> **What to do**
Every line of the data that contains the string "example" must be copied.

--- start ---

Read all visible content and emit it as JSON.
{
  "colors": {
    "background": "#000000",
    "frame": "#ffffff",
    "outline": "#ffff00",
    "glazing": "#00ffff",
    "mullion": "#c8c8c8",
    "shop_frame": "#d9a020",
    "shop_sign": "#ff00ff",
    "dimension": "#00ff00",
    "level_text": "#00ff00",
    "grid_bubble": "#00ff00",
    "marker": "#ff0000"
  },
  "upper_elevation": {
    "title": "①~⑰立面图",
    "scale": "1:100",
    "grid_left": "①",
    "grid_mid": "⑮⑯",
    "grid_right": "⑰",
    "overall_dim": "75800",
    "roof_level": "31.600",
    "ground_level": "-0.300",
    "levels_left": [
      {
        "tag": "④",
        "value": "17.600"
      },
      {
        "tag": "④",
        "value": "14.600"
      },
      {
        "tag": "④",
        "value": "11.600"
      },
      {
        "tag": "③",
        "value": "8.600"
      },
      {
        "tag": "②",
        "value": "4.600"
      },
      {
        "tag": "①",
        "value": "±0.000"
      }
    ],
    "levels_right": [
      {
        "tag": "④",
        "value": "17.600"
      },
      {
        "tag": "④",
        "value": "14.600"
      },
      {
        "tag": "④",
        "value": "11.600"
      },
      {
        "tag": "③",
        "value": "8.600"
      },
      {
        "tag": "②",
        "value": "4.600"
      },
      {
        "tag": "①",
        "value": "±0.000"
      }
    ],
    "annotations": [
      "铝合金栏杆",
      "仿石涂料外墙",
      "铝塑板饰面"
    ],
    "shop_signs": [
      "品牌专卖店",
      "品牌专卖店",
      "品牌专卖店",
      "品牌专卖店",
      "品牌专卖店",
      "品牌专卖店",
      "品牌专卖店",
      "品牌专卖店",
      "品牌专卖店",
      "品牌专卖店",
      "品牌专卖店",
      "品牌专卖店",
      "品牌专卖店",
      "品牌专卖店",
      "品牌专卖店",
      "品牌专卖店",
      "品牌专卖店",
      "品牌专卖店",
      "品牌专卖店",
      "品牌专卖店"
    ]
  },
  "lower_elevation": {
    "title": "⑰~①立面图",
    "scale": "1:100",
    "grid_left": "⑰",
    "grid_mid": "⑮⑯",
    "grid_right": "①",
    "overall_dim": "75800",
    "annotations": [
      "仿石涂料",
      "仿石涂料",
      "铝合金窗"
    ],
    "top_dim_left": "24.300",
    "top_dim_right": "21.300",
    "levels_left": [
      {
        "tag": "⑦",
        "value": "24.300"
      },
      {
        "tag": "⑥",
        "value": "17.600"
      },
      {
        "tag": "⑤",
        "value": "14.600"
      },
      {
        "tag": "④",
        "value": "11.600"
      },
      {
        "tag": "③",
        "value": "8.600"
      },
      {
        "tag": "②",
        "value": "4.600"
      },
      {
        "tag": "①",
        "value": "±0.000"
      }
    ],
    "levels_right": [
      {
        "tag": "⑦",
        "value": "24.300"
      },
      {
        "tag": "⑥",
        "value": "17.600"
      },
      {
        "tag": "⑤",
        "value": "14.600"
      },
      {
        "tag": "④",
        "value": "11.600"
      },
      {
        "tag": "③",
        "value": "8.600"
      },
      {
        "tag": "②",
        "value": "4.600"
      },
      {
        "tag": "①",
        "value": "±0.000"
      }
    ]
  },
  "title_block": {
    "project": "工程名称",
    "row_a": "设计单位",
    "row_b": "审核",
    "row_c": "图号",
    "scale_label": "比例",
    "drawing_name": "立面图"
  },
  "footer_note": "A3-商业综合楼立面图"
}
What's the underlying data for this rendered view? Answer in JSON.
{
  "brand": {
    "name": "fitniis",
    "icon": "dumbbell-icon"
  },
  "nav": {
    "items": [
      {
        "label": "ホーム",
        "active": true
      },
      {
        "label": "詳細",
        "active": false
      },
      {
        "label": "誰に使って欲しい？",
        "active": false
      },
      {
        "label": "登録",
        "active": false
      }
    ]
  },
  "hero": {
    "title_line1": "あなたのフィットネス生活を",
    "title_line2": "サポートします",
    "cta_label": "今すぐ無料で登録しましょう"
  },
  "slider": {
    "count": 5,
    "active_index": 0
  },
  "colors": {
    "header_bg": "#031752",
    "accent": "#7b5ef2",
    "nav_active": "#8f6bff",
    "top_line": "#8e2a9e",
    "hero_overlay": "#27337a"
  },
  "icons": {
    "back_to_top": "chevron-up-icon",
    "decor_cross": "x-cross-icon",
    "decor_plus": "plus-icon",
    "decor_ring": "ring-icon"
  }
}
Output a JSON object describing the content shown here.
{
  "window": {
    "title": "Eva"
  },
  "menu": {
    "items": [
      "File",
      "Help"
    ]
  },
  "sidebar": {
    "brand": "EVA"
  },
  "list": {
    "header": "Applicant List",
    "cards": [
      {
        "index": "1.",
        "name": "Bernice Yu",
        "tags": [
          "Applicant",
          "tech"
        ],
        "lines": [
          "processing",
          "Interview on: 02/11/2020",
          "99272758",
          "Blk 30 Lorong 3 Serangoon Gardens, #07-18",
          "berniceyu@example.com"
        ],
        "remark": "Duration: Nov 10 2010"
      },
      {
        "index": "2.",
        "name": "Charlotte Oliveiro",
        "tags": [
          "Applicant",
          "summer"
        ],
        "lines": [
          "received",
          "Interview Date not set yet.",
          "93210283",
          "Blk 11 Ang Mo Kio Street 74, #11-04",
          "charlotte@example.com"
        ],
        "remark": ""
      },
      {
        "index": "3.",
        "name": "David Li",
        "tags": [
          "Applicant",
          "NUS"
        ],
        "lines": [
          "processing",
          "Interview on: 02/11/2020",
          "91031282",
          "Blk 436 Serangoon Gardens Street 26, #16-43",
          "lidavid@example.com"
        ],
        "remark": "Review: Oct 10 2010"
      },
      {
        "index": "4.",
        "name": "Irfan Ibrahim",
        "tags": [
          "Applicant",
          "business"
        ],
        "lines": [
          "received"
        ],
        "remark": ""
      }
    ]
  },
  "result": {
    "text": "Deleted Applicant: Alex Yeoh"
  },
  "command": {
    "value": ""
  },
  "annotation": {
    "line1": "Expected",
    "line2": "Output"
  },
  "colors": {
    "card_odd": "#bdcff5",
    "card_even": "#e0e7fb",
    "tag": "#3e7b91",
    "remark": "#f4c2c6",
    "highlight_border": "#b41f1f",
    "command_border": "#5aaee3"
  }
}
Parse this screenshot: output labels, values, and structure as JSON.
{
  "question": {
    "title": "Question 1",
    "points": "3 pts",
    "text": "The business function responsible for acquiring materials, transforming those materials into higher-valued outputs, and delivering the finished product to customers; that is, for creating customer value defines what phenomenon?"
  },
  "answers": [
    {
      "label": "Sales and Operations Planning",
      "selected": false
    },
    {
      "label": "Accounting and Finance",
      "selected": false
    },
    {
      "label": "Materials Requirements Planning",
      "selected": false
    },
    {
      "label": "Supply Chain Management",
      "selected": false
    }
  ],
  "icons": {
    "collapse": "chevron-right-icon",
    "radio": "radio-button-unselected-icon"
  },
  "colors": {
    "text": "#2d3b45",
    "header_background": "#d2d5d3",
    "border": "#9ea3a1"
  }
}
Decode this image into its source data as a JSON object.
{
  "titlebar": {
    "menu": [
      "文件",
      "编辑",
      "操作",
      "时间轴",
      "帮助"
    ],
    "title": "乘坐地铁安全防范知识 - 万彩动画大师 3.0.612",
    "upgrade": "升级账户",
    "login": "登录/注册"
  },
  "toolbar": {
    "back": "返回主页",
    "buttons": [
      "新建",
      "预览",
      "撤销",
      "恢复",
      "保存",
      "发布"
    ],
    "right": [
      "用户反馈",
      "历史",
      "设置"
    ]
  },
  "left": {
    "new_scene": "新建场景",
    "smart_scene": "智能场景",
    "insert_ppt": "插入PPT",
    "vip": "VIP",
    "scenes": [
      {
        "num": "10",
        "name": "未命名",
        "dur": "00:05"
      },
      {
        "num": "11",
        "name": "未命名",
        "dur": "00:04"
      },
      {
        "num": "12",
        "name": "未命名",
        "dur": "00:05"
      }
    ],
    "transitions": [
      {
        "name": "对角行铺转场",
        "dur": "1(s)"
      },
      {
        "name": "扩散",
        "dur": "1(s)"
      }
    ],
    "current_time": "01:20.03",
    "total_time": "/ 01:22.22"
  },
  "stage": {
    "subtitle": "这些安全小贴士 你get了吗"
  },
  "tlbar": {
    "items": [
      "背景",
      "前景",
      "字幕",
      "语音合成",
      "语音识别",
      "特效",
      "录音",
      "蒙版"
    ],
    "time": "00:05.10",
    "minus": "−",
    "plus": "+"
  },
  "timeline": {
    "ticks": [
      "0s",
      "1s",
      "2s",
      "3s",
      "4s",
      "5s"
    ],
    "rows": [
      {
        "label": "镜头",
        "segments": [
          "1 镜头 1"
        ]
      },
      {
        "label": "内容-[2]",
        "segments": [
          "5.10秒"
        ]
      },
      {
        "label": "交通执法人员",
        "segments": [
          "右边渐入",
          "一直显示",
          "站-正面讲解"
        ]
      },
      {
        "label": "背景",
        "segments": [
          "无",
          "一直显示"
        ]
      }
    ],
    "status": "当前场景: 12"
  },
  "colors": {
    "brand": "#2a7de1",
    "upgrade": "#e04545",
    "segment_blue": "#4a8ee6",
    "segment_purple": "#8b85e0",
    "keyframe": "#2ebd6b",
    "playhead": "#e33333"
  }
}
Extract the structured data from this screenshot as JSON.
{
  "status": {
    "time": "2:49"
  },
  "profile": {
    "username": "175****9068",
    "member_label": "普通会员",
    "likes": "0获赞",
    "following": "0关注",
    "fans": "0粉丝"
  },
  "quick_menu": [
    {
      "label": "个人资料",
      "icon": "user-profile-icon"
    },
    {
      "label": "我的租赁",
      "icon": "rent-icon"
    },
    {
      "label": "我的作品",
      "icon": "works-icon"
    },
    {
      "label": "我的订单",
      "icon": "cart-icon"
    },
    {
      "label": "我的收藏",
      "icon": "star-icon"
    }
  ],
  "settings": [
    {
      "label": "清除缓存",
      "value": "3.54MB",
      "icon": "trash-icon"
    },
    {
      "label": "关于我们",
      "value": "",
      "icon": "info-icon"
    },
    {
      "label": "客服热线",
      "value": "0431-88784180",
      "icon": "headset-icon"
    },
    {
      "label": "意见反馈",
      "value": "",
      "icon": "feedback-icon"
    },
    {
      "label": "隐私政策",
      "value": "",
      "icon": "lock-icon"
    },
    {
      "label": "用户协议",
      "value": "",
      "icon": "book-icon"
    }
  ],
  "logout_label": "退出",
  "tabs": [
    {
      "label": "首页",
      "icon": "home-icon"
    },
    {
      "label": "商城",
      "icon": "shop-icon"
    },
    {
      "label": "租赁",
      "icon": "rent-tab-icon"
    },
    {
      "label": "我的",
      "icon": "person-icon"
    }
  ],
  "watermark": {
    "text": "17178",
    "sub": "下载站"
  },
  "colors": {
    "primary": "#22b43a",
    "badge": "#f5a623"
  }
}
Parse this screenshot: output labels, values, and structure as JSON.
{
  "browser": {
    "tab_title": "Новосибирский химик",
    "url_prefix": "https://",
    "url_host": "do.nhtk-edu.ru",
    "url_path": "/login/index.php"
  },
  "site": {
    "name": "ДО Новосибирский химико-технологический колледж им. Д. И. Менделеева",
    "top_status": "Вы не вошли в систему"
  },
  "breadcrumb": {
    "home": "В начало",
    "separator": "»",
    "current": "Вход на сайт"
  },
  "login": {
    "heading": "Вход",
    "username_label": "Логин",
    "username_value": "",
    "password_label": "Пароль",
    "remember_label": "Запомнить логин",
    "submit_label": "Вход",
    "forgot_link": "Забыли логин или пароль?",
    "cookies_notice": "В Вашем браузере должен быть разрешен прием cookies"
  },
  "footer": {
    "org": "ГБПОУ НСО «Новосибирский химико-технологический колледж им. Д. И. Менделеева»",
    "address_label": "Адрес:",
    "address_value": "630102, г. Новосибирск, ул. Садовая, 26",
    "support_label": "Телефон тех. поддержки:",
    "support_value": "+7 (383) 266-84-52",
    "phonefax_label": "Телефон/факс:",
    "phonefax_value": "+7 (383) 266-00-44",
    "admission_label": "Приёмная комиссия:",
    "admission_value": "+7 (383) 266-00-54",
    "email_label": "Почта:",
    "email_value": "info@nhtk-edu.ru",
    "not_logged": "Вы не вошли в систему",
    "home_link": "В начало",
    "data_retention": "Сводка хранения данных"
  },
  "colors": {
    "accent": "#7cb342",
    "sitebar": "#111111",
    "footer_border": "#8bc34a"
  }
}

--- end ---

> **Solution to this problem**
          "berniceyu@example.com"
          "charlotte@example.com"
          "lidavid@example.com"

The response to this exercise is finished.